— START OF Available records —

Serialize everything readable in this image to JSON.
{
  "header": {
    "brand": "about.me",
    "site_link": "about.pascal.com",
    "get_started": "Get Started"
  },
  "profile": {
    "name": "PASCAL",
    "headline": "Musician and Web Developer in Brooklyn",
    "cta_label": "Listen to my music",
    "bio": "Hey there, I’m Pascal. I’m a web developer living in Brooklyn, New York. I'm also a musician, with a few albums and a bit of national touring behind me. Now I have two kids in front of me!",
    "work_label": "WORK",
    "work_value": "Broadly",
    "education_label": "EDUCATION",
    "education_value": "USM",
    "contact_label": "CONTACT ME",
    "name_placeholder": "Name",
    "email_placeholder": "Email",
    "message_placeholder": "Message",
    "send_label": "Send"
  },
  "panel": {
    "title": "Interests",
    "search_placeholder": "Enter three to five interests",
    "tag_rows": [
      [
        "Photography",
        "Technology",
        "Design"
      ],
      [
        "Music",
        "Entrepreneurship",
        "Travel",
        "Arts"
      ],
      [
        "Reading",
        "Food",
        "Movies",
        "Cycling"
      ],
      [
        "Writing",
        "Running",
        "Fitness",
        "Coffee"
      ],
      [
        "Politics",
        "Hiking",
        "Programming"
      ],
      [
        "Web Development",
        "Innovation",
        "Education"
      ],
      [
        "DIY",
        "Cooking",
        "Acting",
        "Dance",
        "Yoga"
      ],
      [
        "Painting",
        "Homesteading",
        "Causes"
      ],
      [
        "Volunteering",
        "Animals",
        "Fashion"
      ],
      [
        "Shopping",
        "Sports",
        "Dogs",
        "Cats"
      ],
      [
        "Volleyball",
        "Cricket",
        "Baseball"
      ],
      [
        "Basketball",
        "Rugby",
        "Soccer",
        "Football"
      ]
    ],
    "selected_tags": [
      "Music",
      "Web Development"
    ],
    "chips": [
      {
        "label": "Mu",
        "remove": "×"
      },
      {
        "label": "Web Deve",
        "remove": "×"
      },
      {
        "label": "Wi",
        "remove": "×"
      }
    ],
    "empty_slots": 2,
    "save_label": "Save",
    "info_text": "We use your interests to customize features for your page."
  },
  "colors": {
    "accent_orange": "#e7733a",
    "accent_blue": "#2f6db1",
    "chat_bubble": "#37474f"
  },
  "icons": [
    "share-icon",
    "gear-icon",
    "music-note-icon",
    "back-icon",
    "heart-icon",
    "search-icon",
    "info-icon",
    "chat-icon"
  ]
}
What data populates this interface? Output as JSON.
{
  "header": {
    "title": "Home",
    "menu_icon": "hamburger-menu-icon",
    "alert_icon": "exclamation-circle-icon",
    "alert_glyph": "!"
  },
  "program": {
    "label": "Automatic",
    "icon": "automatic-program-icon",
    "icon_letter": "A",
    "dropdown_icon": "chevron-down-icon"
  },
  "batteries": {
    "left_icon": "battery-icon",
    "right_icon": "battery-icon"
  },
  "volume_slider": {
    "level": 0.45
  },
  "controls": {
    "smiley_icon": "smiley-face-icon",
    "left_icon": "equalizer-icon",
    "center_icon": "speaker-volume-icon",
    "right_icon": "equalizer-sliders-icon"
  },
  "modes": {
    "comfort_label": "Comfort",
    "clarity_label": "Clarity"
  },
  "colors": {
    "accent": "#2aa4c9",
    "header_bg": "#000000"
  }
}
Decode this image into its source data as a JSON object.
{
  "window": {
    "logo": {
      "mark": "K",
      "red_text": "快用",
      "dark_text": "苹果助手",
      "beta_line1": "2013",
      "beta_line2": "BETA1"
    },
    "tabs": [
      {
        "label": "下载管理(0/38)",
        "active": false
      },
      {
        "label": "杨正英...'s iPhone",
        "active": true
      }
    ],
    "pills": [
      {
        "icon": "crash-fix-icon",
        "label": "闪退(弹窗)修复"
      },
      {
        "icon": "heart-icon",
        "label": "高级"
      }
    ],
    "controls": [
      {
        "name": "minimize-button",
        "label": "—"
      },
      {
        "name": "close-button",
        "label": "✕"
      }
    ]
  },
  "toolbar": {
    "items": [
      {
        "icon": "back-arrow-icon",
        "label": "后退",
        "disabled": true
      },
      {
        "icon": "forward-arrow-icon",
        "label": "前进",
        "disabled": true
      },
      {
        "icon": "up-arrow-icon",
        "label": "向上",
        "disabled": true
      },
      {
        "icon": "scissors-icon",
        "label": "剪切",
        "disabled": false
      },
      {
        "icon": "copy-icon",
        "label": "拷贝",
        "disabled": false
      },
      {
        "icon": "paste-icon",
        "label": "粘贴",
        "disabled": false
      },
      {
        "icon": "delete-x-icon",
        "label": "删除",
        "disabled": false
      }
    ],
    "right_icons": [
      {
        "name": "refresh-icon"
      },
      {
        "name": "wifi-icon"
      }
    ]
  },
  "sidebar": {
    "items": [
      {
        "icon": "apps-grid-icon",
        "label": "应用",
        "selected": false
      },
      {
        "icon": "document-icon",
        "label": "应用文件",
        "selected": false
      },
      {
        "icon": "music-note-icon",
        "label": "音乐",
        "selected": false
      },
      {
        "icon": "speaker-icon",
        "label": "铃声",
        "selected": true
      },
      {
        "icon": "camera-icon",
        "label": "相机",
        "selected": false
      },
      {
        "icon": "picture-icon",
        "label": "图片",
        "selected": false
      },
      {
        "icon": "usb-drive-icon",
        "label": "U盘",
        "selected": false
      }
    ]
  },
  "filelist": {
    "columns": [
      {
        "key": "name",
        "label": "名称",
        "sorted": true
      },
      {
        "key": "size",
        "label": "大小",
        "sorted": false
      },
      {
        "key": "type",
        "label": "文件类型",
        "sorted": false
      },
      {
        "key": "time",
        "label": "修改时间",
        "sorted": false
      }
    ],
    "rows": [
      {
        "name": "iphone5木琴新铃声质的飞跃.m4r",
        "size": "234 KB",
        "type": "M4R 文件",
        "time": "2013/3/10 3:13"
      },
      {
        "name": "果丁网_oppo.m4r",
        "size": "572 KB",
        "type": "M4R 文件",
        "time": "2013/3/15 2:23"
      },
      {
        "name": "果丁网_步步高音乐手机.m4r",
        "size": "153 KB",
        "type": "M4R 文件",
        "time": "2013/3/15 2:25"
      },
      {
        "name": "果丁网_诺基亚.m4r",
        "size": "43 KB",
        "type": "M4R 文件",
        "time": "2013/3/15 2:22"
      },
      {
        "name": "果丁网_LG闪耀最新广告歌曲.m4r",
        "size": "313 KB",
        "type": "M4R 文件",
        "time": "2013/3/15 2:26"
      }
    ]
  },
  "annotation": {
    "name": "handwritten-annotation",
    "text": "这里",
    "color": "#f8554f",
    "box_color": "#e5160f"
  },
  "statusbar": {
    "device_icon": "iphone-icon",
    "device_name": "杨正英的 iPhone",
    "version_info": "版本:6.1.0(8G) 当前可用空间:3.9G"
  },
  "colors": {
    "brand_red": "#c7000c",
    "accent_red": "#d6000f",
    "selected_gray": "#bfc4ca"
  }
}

— END OF Available records —

*Task statement*: Extract all of the data above without altering anything.

*Response*:
Serialize everything readable in this image to JSON.
{
  "header": {
    "brand": "about.me",
    "site_link": "about.pascal.com",
    "get_started": "Get Started"
  },
  "profile": {
    "name": "PASCAL",
    "headline": "Musician and Web Developer in Brooklyn",
    "cta_label": "Listen to my music",
    "bio": "Hey there, I’m Pascal. I’m a web developer living in Brooklyn, New York. I'm also a musician, with a few albums and a bit of national touring behind me. Now I have two kids in front of me!",
    "work_label": "WORK",
    "work_value": "Broadly",
    "education_label": "EDUCATION",
    "education_value": "USM",
    "contact_label": "CONTACT ME",
    "name_placeholder": "Name",
    "email_placeholder": "Email",
    "message_placeholder": "Message",
    "send_label": "Send"
  },
  "panel": {
    "title": "Interests",
    "search_placeholder": "Enter three to five interests",
    "tag_rows": [
      [
        "Photography",
        "Technology",
        "Design"
      ],
      [
        "Music",
        "Entrepreneurship",
        "Travel",
        "Arts"
      ],
      [
        "Reading",
        "Food",
        "Movies",
        "Cycling"
      ],
      [
        "Writing",
        "Running",
        "Fitness",
        "Coffee"
      ],
      [
        "Politics",
        "Hiking",
        "Programming"
      ],
      [
        "Web Development",
        "Innovation",
        "Education"
      ],
      [
        "DIY",
        "Cooking",
        "Acting",
        "Dance",
        "Yoga"
      ],
      [
        "Painting",
        "Homesteading",
        "Causes"
      ],
      [
        "Volunteering",
        "Animals",
        "Fashion"
      ],
      [
        "Shopping",
        "Sports",
        "Dogs",
        "Cats"
      ],
      [
        "Volleyball",
        "Cricket",
        "Baseball"
      ],
      [
        "Basketball",
        "Rugby",
        "Soccer",
        "Football"
      ]
    ],
    "selected_tags": [
      "Music",
      "Web Development"
    ],
    "chips": [
      {
        "label": "Mu",
        "remove": "×"
      },
      {
        "label": "Web Deve",
        "remove": "×"
      },
      {
        "label": "Wi",
        "remove": "×"
      }
    ],
    "empty_slots": 2,
    "save_label": "Save",
    "info_text": "We use your interests to customize features for your page."
  },
  "colors": {
    "accent_orange": "#e7733a",
    "accent_blue": "#2f6db1",
    "chat_bubble": "#37474f"
  },
  "icons": [
    "share-icon",
    "gear-icon",
    "music-note-icon",
    "back-icon",
    "heart-icon",
    "search-icon",
    "info-icon",
    "chat-icon"
  ]
}
What data populates this interface? Output as JSON.
{
  "header": {
    "title": "Home",
    "menu_icon": "hamburger-menu-icon",
    "alert_icon": "exclamation-circle-icon",
    "alert_glyph": "!"
  },
  "program": {
    "label": "Automatic",
    "icon": "automatic-program-icon",
    "icon_letter": "A",
    "dropdown_icon": "chevron-down-icon"
  },
  "batteries": {
    "left_icon": "battery-icon",
    "right_icon": "battery-icon"
  },
  "volume_slider": {
    "level": 0.45
  },
  "controls": {
    "smiley_icon": "smiley-face-icon",
    "left_icon": "equalizer-icon",
    "center_icon": "speaker-volume-icon",
    "right_icon": "equalizer-sliders-icon"
  },
  "modes": {
    "comfort_label": "Comfort",
    "clarity_label": "Clarity"
  },
  "colors": {
    "accent": "#2aa4c9",
    "header_bg": "#000000"
  }
}
Decode this image into its source data as a JSON object.
{
  "window": {
    "logo": {
      "mark": "K",
      "red_text": "快用",
      "dark_text": "苹果助手",
      "beta_line1": "2013",
      "beta_line2": "BETA1"
    },
    "tabs": [
      {
        "label": "下载管理(0/38)",
        "active": false
      },
      {
        "label": "杨正英...'s iPhone",
        "active": true
      }
    ],
    "pills": [
      {
        "icon": "crash-fix-icon",
        "label": "闪退(弹窗)修复"
      },
      {
        "icon": "heart-icon",
        "label": "高级"
      }
    ],
    "controls": [
      {
        "name": "minimize-button",
        "label": "—"
      },
      {
        "name": "close-button",
        "label": "✕"
      }
    ]
  },
  "toolbar": {
    "items": [
      {
        "icon": "back-arrow-icon",
        "label": "后退",
        "disabled": true
      },
      {
        "icon": "forward-arrow-icon",
        "label": "前进",
        "disabled": true
      },
      {
        "icon": "up-arrow-icon",
        "label": "向上",
        "disabled": true
      },
      {
        "icon": "scissors-icon",
        "label": "剪切",
        "disabled": false
      },
      {
        "icon": "copy-icon",
        "label": "拷贝",
        "disabled": false
      },
      {
        "icon": "paste-icon",
        "label": "粘贴",
        "disabled": false
      },
      {
        "icon": "delete-x-icon",
        "label": "删除",
        "disabled": false
      }
    ],
    "right_icons": [
      {
        "name": "refresh-icon"
      },
      {
        "name": "wifi-icon"
      }
    ]
  },
  "sidebar": {
    "items": [
      {
        "icon": "apps-grid-icon",
        "label": "应用",
        "selected": false
      },
      {
        "icon": "document-icon",
        "label": "应用文件",
        "selected": false
      },
      {
        "icon": "music-note-icon",
        "label": "音乐",
        "selected": false
      },
      {
        "icon": "speaker-icon",
        "label": "铃声",
        "selected": true
      },
      {
        "icon": "camera-icon",
        "label": "相机",
        "selected": false
      },
      {
        "icon": "picture-icon",
        "label": "图片",
        "selected": false
      },
      {
        "icon": "usb-drive-icon",
        "label": "U盘",
        "selected": false
      }
    ]
  },
  "filelist": {
    "columns": [
      {
        "key": "name",
        "label": "名称",
        "sorted": true
      },
      {
        "key": "size",
        "label": "大小",
        "sorted": false
      },
      {
        "key": "type",
        "label": "文件类型",
        "sorted": false
      },
      {
        "key": "time",
        "label": "修改时间",
        "sorted": false
      }
    ],
    "rows": [
      {
        "name": "iphone5木琴新铃声质的飞跃.m4r",
        "size": "234 KB",
        "type": "M4R 文件",
        "time": "2013/3/10 3:13"
      },
      {
        "name": "果丁网_oppo.m4r",
        "size": "572 KB",
        "type": "M4R 文件",
        "time": "2013/3/15 2:23"
      },
      {
        "name": "果丁网_步步高音乐手机.m4r",
        "size": "153 KB",
        "type": "M4R 文件",
        "time": "2013/3/15 2:25"
      },
      {
        "name": "果丁网_诺基亚.m4r",
        "size": "43 KB",
        "type": "M4R 文件",
        "time": "2013/3/15 2:22"
      },
      {
        "name": "果丁网_LG闪耀最新广告歌曲.m4r",
        "size": "313 KB",
        "type": "M4R 文件",
        "time": "2013/3/15 2:26"
      }
    ]
  },
  "annotation": {
    "name": "handwritten-annotation",
    "text": "这里",
    "color": "#f8554f",
    "box_color": "#e5160f"
  },
  "statusbar": {
    "device_icon": "iphone-icon",
    "device_name": "杨正英的 iPhone",
    "version_info": "版本:6.1.0(8G) 当前可用空间:3.9G"
  },
  "colors": {
    "brand_red": "#c7000c",
    "accent_red": "#d6000f",
    "selected_gray": "#bfc4ca"
  }
}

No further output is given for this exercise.